WORK TO COMPLETE:
Copy out the entries exactly, from the first line to the last.

··· RECORDED DATA

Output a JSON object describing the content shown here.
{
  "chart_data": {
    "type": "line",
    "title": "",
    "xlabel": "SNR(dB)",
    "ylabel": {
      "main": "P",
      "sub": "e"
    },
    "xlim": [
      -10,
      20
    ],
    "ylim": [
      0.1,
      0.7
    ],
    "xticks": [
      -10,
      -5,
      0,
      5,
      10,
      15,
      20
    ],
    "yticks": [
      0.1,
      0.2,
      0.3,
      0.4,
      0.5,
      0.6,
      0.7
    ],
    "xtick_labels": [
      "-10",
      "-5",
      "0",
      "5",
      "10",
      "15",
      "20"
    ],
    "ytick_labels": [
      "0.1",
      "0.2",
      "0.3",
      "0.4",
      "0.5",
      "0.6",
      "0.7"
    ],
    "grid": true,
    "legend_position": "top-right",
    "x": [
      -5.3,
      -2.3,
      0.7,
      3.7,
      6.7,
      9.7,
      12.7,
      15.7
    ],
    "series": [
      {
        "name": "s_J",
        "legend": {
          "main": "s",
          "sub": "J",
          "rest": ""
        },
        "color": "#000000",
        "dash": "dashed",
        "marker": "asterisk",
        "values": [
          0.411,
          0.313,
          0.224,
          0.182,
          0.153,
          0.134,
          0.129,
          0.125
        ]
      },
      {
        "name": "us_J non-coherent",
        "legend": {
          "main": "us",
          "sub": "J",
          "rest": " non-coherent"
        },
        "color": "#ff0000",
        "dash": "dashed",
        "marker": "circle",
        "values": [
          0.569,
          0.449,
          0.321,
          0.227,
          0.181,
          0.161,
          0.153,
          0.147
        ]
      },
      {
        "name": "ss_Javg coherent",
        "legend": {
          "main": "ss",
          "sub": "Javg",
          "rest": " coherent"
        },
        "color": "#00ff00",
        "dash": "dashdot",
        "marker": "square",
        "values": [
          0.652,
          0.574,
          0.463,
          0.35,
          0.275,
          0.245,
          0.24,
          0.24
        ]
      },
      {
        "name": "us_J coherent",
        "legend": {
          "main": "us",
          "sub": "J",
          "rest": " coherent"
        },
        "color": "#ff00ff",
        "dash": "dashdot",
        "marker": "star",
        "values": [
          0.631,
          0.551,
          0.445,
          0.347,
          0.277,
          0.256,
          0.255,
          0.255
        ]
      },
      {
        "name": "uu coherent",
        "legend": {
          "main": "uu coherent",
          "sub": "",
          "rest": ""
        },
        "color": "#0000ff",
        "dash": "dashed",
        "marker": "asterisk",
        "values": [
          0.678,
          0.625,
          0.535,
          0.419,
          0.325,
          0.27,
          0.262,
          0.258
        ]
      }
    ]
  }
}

······

TASK RESPONSE:
Output a JSON object describing the content shown here.
{
  "chart_data": {
    "type": "line",
    "title": "",
    "xlabel": "SNR(dB)",
    "ylabel": {
      "main": "P",
      "sub": "e"
    },
    "xlim": [
      -10,
      20
    ],
    "ylim": [
      0.1,
      0.7
    ],
    "xticks": [
      -10,
      -5,
      0,
      5,
      10,
      15,
      20
    ],
    "yticks": [
      0.1,
      0.2,
      0.3,
      0.4,
      0.5,
      0.6,
      0.7
    ],
    "xtick_labels": [
      "-10",
      "-5",
      "0",
      "5",
      "10",
      "15",
      "20"
    ],
    "ytick_labels": [
      "0.1",
      "0.2",
      "0.3",
      "0.4",
      "0.5",
      "0.6",
      "0.7"
    ],
    "grid": true,
    "legend_position": "top-right",
    "x": [
      -5.3,
      -2.3,
      0.7,
      3.7,
      6.7,
      9.7,
      12.7,
      15.7
    ],
    "series": [
      {
        "name": "s_J",
        "legend": {
          "main": "s",
          "sub": "J",
          "rest": ""
        },
        "color": "#000000",
        "dash": "dashed",
        "marker": "asterisk",
        "values": [
          0.411,
          0.313,
          0.224,
          0.182,
          0.153,
          0.134,
          0.129,
          0.125
        ]
      },
      {
        "name": "us_J non-coherent",
        "legend": {
          "main": "us",
          "sub": "J",
          "rest": " non-coherent"
        },
        "color": "#ff0000",
        "dash": "dashed",
        "marker": "circle",
        "values": [
          0.569,
          0.449,
          0.321,
          0.227,
          0.181,
          0.161,
          0.153,
          0.147
        ]
      },
      {
        "name": "ss_Javg coherent",
        "legend": {
          "main": "ss",
          "sub": "Javg",
          "rest": " coherent"
        },
        "color": "#00ff00",
        "dash": "dashdot",
        "marker": "square",
        "values": [
          0.652,
          0.574,
          0.463,
          0.35,
          0.275,
          0.245,
          0.24,
          0.24
        ]
      },
      {
        "name": "us_J coherent",
        "legend": {
          "main": "us",
          "sub": "J",
          "rest": " coherent"
        },
        "color": "#ff00ff",
        "dash": "dashdot",
        "marker": "star",
        "values": [
          0.631,
          0.551,
          0.445,
          0.347,
          0.277,
          0.256,
          0.255,
          0.255
        ]
      },
      {
        "name": "uu coherent",
        "legend": {
          "main": "uu coherent",
          "sub": "",
          "rest": ""
        },
        "color": "#0000ff",
        "dash": "dashed",
        "marker": "asterisk",
        "values": [
          0.678,
          0.625,
          0.535,
          0.419,
          0.325,
          0.27,
          0.262,
          0.258
        ]
      }
    ]
  }
}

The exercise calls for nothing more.